> _Written exercise_
Sift the listing for lines that hold the string "Extract" and pull them out.

> _Information shown_
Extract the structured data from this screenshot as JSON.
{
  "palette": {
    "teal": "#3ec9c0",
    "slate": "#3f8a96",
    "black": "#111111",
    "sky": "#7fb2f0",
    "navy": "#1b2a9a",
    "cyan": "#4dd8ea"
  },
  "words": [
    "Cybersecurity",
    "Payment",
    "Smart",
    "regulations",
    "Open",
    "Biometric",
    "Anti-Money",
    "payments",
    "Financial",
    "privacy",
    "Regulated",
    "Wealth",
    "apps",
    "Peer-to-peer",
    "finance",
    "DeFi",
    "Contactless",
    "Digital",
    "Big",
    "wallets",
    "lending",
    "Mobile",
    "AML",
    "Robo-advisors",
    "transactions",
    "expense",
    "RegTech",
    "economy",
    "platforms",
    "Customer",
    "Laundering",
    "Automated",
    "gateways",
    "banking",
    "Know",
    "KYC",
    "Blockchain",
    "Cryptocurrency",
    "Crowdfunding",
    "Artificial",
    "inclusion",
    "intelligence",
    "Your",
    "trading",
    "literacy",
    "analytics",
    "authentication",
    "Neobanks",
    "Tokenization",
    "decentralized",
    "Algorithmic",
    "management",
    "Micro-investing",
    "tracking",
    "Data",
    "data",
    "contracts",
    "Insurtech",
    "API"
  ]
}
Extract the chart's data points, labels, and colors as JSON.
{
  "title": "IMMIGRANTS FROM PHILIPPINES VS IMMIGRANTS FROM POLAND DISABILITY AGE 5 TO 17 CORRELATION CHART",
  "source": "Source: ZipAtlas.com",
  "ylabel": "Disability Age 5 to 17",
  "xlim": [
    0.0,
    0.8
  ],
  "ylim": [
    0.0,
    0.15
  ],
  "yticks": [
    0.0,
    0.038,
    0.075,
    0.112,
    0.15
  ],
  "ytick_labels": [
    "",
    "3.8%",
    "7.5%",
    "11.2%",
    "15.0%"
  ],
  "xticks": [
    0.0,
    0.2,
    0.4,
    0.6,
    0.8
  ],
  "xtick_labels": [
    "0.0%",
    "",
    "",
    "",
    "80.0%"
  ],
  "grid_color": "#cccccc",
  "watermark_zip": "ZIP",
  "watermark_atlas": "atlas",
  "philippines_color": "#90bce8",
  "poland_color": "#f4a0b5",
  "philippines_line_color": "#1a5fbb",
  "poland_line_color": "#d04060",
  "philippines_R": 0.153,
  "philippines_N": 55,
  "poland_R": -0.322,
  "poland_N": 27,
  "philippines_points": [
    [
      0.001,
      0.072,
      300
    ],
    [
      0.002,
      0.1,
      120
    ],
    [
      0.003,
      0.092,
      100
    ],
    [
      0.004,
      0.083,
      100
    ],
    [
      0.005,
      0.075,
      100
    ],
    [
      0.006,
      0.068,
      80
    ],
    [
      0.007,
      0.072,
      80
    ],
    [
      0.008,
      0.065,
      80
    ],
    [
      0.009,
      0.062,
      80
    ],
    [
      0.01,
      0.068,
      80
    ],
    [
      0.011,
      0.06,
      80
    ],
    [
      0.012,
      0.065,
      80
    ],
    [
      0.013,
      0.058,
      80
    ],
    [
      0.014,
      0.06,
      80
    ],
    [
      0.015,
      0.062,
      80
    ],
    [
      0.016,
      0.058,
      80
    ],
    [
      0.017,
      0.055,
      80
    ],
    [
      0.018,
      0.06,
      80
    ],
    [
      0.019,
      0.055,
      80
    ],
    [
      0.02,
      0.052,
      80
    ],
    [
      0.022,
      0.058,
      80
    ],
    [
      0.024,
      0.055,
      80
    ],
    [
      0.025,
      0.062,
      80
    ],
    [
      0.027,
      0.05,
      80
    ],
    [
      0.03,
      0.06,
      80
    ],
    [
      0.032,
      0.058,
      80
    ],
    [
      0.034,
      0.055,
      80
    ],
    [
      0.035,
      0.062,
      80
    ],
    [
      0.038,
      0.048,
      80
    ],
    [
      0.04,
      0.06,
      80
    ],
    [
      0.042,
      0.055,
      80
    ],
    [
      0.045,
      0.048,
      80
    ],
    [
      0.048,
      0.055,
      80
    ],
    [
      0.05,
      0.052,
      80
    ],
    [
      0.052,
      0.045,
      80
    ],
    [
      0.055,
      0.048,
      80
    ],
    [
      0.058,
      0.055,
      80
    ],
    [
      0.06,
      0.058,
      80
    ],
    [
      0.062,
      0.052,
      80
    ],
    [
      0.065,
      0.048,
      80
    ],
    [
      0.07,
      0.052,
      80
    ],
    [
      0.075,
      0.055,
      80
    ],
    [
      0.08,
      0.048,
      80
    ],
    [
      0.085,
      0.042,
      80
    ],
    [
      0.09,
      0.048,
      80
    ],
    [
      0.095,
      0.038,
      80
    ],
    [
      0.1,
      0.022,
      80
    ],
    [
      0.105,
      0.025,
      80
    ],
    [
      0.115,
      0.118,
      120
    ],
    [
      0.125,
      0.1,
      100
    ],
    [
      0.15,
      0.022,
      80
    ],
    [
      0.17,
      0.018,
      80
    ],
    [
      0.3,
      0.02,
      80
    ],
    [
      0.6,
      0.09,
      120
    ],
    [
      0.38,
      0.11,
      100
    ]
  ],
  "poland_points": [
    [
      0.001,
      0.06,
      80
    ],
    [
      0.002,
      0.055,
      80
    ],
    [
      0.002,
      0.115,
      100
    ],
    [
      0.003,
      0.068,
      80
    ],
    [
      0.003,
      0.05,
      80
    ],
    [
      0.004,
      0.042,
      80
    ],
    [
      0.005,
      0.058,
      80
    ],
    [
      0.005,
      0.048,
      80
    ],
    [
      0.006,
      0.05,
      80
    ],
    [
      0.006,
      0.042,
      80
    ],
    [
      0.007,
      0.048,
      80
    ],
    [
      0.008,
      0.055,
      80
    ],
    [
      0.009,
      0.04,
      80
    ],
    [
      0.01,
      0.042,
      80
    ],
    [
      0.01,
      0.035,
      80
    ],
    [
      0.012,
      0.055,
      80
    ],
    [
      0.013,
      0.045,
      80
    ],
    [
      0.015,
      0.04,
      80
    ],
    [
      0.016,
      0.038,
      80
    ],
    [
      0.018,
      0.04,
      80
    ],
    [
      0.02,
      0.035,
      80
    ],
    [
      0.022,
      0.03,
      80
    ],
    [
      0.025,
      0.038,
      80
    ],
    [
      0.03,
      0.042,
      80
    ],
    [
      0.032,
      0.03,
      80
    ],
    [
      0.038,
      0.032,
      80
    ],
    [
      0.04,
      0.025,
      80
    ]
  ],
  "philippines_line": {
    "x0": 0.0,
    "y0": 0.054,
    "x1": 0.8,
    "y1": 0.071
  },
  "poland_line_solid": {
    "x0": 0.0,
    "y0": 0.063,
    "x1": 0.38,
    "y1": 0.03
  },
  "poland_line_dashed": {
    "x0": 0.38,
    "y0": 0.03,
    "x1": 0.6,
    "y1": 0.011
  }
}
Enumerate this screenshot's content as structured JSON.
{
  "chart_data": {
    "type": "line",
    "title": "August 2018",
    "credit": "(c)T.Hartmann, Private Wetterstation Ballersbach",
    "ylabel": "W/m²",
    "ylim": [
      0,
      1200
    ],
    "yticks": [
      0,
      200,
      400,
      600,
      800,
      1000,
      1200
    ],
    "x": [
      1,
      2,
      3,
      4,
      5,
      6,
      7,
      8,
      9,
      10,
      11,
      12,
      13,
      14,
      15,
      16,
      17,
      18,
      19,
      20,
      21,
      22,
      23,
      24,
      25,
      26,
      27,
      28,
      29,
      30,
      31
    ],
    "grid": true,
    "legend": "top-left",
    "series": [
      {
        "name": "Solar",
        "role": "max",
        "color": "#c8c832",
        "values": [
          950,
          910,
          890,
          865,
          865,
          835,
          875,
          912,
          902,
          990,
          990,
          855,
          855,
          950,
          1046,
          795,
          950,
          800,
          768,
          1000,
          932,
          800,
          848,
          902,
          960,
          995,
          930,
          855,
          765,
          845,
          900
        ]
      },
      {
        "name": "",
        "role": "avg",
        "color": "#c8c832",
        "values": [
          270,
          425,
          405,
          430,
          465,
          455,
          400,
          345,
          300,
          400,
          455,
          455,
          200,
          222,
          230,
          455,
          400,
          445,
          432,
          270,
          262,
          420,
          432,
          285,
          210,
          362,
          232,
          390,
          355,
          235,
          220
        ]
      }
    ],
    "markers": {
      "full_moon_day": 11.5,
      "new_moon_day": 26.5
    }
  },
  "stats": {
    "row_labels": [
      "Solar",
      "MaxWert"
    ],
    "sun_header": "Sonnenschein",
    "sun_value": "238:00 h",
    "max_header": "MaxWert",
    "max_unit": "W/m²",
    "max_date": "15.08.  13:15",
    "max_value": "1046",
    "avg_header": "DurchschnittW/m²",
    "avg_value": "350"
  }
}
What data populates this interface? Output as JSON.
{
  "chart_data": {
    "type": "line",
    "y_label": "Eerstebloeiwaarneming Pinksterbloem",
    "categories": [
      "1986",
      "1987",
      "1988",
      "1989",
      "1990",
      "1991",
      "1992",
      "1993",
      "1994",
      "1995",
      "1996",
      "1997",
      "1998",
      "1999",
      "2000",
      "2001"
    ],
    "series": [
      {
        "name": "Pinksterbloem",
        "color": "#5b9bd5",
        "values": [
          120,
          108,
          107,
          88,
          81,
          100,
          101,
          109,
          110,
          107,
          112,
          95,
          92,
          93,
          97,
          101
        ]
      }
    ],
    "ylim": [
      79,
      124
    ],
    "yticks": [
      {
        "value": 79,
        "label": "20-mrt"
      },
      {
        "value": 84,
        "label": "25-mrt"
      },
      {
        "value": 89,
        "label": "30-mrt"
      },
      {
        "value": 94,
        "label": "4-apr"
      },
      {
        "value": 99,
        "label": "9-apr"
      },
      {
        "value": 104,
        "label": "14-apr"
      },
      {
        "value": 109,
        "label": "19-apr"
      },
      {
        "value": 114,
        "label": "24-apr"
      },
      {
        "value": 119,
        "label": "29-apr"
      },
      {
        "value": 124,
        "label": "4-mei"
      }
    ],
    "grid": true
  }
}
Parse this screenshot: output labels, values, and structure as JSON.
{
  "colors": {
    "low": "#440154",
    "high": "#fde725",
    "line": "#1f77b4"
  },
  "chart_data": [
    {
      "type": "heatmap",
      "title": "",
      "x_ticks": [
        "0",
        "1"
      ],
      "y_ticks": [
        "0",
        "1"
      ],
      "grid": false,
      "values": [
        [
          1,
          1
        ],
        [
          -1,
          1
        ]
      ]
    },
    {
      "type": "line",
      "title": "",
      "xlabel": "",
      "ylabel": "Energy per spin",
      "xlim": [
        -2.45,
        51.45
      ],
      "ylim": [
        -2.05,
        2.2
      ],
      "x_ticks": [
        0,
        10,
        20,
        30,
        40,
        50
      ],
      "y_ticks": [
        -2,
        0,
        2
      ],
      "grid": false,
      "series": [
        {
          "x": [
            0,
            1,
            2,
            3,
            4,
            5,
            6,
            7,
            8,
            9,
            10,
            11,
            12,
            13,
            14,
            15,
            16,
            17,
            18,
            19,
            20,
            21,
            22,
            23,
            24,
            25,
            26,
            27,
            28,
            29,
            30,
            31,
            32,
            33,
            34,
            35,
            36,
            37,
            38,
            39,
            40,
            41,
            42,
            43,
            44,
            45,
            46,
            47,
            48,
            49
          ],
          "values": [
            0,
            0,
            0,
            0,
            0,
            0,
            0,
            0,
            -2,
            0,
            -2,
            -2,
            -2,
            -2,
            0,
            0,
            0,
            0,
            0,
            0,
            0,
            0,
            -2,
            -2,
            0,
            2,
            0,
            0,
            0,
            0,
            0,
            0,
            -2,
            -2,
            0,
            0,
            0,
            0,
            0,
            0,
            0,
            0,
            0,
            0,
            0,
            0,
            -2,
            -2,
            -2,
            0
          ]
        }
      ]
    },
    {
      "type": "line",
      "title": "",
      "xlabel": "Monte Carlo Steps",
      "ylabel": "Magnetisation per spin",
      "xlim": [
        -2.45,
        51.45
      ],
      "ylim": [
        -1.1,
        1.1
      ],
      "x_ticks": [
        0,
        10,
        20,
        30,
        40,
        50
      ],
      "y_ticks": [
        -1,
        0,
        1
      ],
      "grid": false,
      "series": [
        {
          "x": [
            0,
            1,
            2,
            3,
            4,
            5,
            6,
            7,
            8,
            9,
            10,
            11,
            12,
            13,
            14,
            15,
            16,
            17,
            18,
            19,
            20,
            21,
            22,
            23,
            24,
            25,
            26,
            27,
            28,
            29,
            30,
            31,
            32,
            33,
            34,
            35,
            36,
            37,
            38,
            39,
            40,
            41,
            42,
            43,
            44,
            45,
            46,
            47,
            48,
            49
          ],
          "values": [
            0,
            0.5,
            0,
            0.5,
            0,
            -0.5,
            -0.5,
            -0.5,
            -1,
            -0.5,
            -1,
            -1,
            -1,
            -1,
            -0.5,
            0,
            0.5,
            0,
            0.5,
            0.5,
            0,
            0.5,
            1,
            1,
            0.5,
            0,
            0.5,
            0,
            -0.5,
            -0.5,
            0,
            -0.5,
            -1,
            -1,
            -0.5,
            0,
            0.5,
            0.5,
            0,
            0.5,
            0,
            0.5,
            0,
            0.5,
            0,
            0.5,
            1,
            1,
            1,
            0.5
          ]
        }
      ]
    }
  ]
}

> _Expected answer_
Extract the structured data from this screenshot as JSON.
Extract the chart's data points, labels, and colors as JSON.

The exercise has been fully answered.